- _WORK TO BE COMPLETED_
Below are some records; reproduce every one of them exactly.

━━ STORED ROWS ━━

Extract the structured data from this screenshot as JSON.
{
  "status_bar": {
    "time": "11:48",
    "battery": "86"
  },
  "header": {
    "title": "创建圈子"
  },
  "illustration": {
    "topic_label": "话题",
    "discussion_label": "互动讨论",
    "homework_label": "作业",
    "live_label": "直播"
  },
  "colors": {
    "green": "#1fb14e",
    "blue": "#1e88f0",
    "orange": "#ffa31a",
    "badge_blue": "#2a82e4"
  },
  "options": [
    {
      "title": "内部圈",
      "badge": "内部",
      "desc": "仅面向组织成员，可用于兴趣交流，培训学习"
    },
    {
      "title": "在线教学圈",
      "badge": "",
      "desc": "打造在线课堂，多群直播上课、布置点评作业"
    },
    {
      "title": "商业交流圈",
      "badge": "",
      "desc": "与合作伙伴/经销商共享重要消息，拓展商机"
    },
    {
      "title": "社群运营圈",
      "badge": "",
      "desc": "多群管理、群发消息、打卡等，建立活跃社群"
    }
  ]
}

━━━

- _WRITTEN RESPONSE_
Extract the structured data from this screenshot as JSON.
{
  "status_bar": {
    "time": "11:48",
    "battery": "86"
  },
  "header": {
    "title": "创建圈子"
  },
  "illustration": {
    "topic_label": "话题",
    "discussion_label": "互动讨论",
    "homework_label": "作业",
    "live_label": "直播"
  },
  "colors": {
    "green": "#1fb14e",
    "blue": "#1e88f0",
    "orange": "#ffa31a",
    "badge_blue": "#2a82e4"
  },
  "options": [
    {
      "title": "内部圈",
      "badge": "内部",
      "desc": "仅面向组织成员，可用于兴趣交流，培训学习"
    },
    {
      "title": "在线教学圈",
      "badge": "",
      "desc": "打造在线课堂，多群直播上课、布置点评作业"
    },
    {
      "title": "商业交流圈",
      "badge": "",
      "desc": "与合作伙伴/经销商共享重要消息，拓展商机"
    },
    {
      "title": "社群运营圈",
      "badge": "",
      "desc": "多群管理、群发消息、打卡等，建立活跃社群"
    }
  ]
}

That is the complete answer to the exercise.